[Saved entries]
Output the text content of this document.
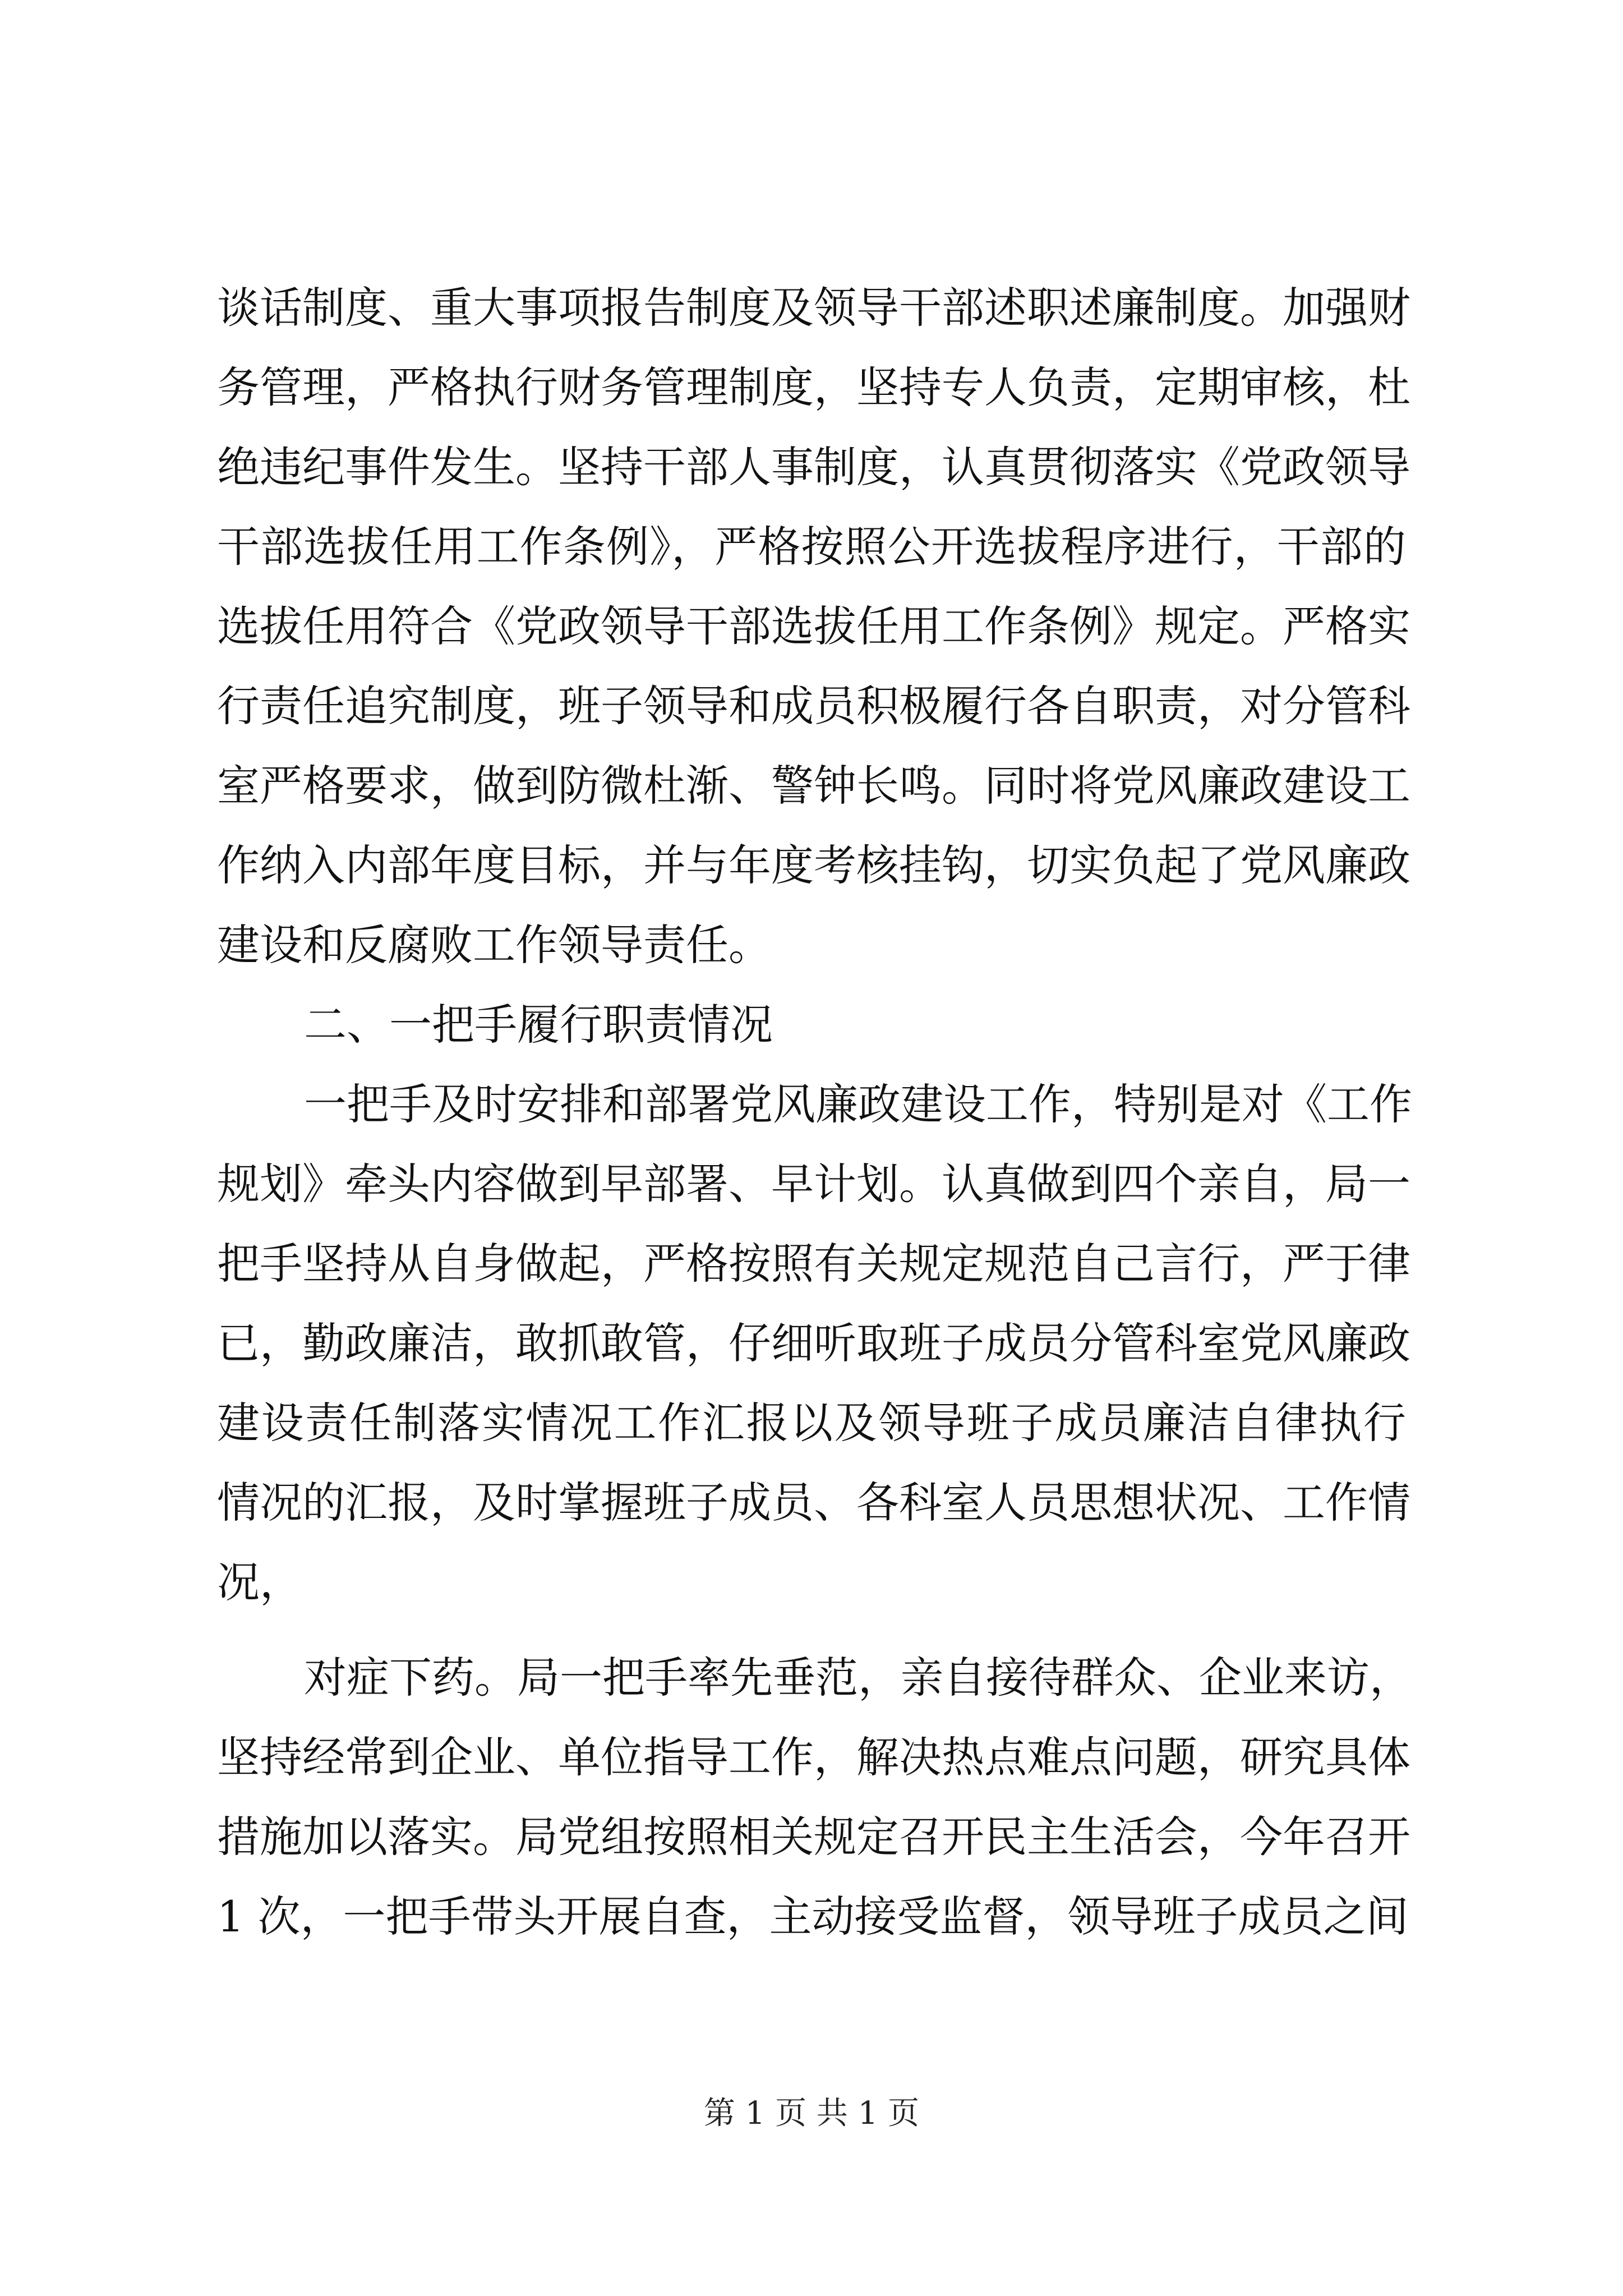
谈话制度、重大事项报告制度及领导干部述职述廉制度。加强财
务管理，严格执行财务管理制度，坚持专人负责，定期审核，杜
绝违纪事件发生。坚持干部人事制度，认真贯彻落实《党政领导
干部选拔任用工作条例》，严格按照公开选拔程序进行，干部的
选拔任用符合《党政领导干部选拔任用工作条例》规定。严格实
行责任追究制度，班子领导和成员积极履行各自职责，对分管科
室严格要求，做到防微杜渐、警钟长鸣。同时将党风廉政建设工
作纳入内部年度目标，并与年度考核挂钩，切实负起了党风廉政
建设和反腐败工作领导责任。
二、一把手履行职责情况
一把手及时安排和部署党风廉政建设工作，特别是对《工作
规划》牵头内容做到早部署、早计划。认真做到四个亲自，局一
把手坚持从自身做起，严格按照有关规定规范自己言行，严于律
已，勤政廉洁，敢抓敢管，仔细听取班子成员分管科室党风廉政
建设责任制落实情况工作汇报以及领导班子成员廉洁自律执行
情况的汇报，及时掌握班子成员、各科室人员思想状况、工作情
况，
对症下药。局一把手率先垂范，亲自接待群众、企业来访，
坚持经常到企业、单位指导工作，解决热点难点问题，研究具体
措施加以落实。局党组按照相关规定召开民主生活会，今年召开
1 次，一把手带头开展自查，主动接受监督，领导班子成员之间
第 1 页 共 1 页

[STATED PROBLEM]:
Reproduce every line of the material precisely, omitting its pictures.

[SOLUTION TO THE PROBLEM]:
Output the text content of this document.
谈话制度、重大事项报告制度及领导干部述职述廉制度。加强财
务管理，严格执行财务管理制度，坚持专人负责，定期审核，杜
绝违纪事件发生。坚持干部人事制度，认真贯彻落实《党政领导
干部选拔任用工作条例》，严格按照公开选拔程序进行，干部的
选拔任用符合《党政领导干部选拔任用工作条例》规定。严格实
行责任追究制度，班子领导和成员积极履行各自职责，对分管科
室严格要求，做到防微杜渐、警钟长鸣。同时将党风廉政建设工
作纳入内部年度目标，并与年度考核挂钩，切实负起了党风廉政
建设和反腐败工作领导责任。
二、一把手履行职责情况
一把手及时安排和部署党风廉政建设工作，特别是对《工作
规划》牵头内容做到早部署、早计划。认真做到四个亲自，局一
把手坚持从自身做起，严格按照有关规定规范自己言行，严于律
已，勤政廉洁，敢抓敢管，仔细听取班子成员分管科室党风廉政
建设责任制落实情况工作汇报以及领导班子成员廉洁自律执行
情况的汇报，及时掌握班子成员、各科室人员思想状况、工作情
况，
对症下药。局一把手率先垂范，亲自接待群众、企业来访，
坚持经常到企业、单位指导工作，解决热点难点问题，研究具体
措施加以落实。局党组按照相关规定召开民主生活会，今年召开
1 次，一把手带头开展自查，主动接受监督，领导班子成员之间
第 1 页 共 1 页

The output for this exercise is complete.